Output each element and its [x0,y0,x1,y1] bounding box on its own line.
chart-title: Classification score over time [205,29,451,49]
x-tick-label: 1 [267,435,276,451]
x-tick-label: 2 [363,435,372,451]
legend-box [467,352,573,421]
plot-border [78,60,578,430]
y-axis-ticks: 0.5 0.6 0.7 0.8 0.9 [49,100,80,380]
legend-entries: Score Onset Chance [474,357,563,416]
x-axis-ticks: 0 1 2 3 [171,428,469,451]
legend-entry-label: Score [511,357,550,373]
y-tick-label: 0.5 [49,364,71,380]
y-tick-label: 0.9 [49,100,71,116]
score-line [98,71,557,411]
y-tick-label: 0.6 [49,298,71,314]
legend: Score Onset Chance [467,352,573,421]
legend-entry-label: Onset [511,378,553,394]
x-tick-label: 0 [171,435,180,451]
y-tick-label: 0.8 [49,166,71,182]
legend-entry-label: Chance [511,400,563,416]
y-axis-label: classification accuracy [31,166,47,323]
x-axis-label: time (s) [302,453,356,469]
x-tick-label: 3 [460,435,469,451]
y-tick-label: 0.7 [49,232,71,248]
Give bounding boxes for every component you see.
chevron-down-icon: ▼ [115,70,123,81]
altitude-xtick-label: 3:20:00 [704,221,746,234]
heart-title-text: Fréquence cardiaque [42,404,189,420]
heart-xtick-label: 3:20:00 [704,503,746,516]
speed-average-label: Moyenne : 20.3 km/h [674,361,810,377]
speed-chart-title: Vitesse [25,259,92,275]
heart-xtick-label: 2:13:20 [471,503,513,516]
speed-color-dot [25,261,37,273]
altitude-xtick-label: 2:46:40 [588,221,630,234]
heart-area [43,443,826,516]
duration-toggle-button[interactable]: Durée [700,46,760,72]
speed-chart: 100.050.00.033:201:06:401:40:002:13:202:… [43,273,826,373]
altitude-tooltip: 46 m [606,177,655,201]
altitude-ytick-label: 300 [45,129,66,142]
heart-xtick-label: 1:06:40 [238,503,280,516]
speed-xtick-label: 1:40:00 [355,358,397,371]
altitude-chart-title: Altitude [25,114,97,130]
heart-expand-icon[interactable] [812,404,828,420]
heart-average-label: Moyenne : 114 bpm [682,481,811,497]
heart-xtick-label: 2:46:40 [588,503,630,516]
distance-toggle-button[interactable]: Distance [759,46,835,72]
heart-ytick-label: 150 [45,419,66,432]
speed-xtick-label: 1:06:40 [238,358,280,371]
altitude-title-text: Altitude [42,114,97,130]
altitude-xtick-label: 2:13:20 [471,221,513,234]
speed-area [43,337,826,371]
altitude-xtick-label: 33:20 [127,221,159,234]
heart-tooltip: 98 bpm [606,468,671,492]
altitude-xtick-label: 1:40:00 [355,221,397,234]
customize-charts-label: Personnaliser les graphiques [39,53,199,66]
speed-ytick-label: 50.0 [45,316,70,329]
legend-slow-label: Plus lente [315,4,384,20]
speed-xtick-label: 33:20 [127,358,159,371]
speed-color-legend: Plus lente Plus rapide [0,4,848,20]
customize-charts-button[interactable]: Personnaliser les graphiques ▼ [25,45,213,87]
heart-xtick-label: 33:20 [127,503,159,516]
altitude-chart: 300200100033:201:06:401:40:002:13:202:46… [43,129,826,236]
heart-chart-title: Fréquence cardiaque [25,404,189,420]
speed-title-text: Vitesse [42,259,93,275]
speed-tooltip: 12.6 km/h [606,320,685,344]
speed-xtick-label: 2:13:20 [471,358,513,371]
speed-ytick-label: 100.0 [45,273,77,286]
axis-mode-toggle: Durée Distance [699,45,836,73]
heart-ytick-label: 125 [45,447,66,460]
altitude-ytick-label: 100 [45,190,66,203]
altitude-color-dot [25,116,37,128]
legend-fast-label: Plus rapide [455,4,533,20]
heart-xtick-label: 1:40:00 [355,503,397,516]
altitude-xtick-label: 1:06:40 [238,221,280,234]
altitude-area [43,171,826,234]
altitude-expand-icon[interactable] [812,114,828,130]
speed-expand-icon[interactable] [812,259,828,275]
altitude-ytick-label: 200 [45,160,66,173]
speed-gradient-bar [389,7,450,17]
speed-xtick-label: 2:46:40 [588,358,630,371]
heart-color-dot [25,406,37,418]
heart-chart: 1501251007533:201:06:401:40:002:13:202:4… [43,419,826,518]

» **ЧТО НУЖНО СДЕЛАТЬ**: Можете ли вы перепечатать все приведенные выше строки слово в слово, ничего не меняя?

» **ОТВЕТ**:
Output each element and its [x0,y0,x1,y1] bounding box on its own line.
chart-title: Classification score over time [205,29,451,49]
x-tick-label: 1 [267,435,276,451]
x-tick-label: 2 [363,435,372,451]
legend-box [467,352,573,421]
plot-border [78,60,578,430]
y-axis-ticks: 0.5 0.6 0.7 0.8 0.9 [49,100,80,380]
legend-entries: Score Onset Chance [474,357,563,416]
x-axis-ticks: 0 1 2 3 [171,428,469,451]
legend-entry-label: Score [511,357,550,373]
y-tick-label: 0.5 [49,364,71,380]
y-tick-label: 0.9 [49,100,71,116]
score-line [98,71,557,411]
y-tick-label: 0.6 [49,298,71,314]
legend: Score Onset Chance [467,352,573,421]
legend-entry-label: Onset [511,378,553,394]
x-tick-label: 0 [171,435,180,451]
y-tick-label: 0.8 [49,166,71,182]
legend-entry-label: Chance [511,400,563,416]
y-axis-label: classification accuracy [31,166,47,323]
x-axis-label: time (s) [302,453,356,469]
x-tick-label: 3 [460,435,469,451]
y-tick-label: 0.7 [49,232,71,248]
Give bounding boxes for every component you see.
chevron-down-icon: ▼ [115,70,123,81]
altitude-xtick-label: 3:20:00 [704,221,746,234]
heart-title-text: Fréquence cardiaque [42,404,189,420]
heart-xtick-label: 3:20:00 [704,503,746,516]
speed-average-label: Moyenne : 20.3 km/h [674,361,810,377]
speed-chart-title: Vitesse [25,259,92,275]
heart-xtick-label: 2:13:20 [471,503,513,516]
speed-color-dot [25,261,37,273]
altitude-xtick-label: 2:46:40 [588,221,630,234]
heart-area [43,443,826,516]
duration-toggle-button[interactable]: Durée [700,46,760,72]
speed-chart: 100.050.00.033:201:06:401:40:002:13:202:… [43,273,826,373]
altitude-tooltip: 46 m [606,177,655,201]
altitude-ytick-label: 300 [45,129,66,142]
heart-xtick-label: 1:06:40 [238,503,280,516]
speed-xtick-label: 1:40:00 [355,358,397,371]
altitude-chart-title: Altitude [25,114,97,130]
heart-expand-icon[interactable] [812,404,828,420]
heart-average-label: Moyenne : 114 bpm [682,481,811,497]
heart-xtick-label: 2:46:40 [588,503,630,516]
distance-toggle-button[interactable]: Distance [759,46,835,72]
heart-ytick-label: 150 [45,419,66,432]
speed-xtick-label: 1:06:40 [238,358,280,371]
altitude-title-text: Altitude [42,114,97,130]
altitude-xtick-label: 2:13:20 [471,221,513,234]
speed-area [43,337,826,371]
altitude-xtick-label: 33:20 [127,221,159,234]
heart-tooltip: 98 bpm [606,468,671,492]
altitude-xtick-label: 1:40:00 [355,221,397,234]
customize-charts-label: Personnaliser les graphiques [39,53,199,66]
speed-ytick-label: 50.0 [45,316,70,329]
legend-slow-label: Plus lente [315,4,384,20]
speed-xtick-label: 33:20 [127,358,159,371]
speed-color-legend: Plus lente Plus rapide [0,4,848,20]
customize-charts-button[interactable]: Personnaliser les graphiques ▼ [25,45,213,87]
heart-xtick-label: 33:20 [127,503,159,516]
altitude-chart: 300200100033:201:06:401:40:002:13:202:46… [43,129,826,236]
heart-chart-title: Fréquence cardiaque [25,404,189,420]
speed-title-text: Vitesse [42,259,93,275]
speed-tooltip: 12.6 km/h [606,320,685,344]
speed-xtick-label: 2:13:20 [471,358,513,371]
speed-ytick-label: 100.0 [45,273,77,286]
axis-mode-toggle: Durée Distance [699,45,836,73]
heart-ytick-label: 125 [45,447,66,460]
altitude-ytick-label: 100 [45,190,66,203]
altitude-color-dot [25,116,37,128]
legend-fast-label: Plus rapide [455,4,533,20]
heart-xtick-label: 1:40:00 [355,503,397,516]
altitude-xtick-label: 1:06:40 [238,221,280,234]
altitude-area [43,171,826,234]
altitude-expand-icon[interactable] [812,114,828,130]
speed-expand-icon[interactable] [812,259,828,275]
altitude-ytick-label: 200 [45,160,66,173]
speed-gradient-bar [389,7,450,17]
speed-xtick-label: 2:46:40 [588,358,630,371]
heart-color-dot [25,406,37,418]
heart-chart: 1501251007533:201:06:401:40:002:13:202:4… [43,419,826,518]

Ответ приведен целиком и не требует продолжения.